Establish how many lines in the material include the string "JSON" and report it as a lone number.

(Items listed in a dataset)
-*-*-
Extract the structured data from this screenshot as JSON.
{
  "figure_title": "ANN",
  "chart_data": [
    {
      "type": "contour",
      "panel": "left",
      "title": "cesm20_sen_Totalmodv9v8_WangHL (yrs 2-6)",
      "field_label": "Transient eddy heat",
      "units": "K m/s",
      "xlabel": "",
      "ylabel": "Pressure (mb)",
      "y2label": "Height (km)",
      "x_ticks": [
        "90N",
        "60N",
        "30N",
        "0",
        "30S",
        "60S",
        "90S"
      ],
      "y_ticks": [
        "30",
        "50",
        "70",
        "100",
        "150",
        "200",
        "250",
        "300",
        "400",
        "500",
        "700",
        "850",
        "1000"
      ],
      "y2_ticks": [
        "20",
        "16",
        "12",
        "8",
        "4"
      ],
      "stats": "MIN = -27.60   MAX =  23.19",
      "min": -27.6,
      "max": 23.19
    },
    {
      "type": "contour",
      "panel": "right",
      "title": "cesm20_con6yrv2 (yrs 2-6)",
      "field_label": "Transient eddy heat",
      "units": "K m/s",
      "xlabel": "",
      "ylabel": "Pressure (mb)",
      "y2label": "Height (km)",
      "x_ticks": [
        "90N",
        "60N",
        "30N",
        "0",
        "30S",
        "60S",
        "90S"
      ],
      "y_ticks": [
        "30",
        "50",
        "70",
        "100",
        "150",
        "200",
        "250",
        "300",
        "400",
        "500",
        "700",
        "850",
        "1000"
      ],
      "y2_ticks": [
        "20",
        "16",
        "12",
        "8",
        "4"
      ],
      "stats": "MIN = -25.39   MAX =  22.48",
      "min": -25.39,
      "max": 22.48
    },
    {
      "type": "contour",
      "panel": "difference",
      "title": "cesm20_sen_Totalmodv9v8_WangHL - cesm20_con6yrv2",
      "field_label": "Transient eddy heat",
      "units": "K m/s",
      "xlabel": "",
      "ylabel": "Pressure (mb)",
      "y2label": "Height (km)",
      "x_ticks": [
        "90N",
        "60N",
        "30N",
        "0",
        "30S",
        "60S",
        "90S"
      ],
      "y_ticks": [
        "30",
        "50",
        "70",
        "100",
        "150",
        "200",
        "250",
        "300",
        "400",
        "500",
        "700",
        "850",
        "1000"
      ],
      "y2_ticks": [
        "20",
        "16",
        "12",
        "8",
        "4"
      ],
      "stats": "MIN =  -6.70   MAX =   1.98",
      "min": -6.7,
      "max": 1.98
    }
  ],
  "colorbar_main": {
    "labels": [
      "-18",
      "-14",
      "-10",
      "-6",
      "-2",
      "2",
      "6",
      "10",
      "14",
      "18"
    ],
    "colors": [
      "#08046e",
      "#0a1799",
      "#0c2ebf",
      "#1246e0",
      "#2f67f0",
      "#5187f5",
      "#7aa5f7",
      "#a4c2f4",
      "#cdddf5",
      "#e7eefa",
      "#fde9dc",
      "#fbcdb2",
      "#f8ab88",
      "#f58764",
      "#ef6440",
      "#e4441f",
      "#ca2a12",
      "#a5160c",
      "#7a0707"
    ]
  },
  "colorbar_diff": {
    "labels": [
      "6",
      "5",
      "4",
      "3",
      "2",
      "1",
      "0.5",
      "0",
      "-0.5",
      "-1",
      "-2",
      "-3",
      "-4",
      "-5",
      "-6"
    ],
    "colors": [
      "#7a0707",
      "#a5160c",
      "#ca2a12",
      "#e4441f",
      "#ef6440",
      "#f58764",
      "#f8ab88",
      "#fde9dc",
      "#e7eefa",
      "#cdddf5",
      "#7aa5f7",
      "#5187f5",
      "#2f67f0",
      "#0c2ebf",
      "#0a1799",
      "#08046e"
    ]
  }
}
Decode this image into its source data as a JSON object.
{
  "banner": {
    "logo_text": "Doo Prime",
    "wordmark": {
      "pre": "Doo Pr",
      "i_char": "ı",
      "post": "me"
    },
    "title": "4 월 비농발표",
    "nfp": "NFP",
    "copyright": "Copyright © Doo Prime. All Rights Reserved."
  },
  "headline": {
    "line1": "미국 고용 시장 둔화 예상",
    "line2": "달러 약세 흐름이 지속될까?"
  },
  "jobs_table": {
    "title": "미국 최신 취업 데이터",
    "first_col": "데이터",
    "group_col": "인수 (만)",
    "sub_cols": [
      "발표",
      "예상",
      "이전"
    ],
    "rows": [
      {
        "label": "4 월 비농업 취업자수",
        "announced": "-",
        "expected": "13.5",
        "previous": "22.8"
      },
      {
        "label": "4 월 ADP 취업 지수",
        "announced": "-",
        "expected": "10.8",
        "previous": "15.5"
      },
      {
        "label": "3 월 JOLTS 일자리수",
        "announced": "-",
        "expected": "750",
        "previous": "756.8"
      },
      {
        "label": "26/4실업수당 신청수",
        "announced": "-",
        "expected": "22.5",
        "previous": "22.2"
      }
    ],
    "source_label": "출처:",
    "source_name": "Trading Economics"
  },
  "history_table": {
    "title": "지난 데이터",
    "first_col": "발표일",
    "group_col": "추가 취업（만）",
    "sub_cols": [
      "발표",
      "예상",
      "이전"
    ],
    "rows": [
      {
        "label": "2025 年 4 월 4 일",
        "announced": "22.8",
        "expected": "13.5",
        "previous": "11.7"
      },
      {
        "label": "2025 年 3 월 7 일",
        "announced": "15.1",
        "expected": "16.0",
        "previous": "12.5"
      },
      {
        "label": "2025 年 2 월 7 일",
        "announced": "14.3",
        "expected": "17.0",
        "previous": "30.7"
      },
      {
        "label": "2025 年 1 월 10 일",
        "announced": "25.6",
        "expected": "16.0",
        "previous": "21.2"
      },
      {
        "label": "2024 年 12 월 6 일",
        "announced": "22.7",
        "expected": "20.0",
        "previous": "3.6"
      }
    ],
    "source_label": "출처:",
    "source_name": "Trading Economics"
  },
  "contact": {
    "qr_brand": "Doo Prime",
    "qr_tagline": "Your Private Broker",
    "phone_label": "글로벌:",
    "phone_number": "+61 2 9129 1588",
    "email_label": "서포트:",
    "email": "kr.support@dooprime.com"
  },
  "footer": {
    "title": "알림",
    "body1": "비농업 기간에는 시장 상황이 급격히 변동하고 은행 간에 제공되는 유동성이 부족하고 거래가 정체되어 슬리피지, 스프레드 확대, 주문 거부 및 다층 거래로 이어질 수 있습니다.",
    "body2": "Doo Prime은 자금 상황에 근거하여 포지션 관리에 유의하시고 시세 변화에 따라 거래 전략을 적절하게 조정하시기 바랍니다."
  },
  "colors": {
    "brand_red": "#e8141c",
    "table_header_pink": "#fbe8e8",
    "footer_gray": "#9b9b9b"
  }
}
-*-*-
- EXERCISE SOLUTION:
2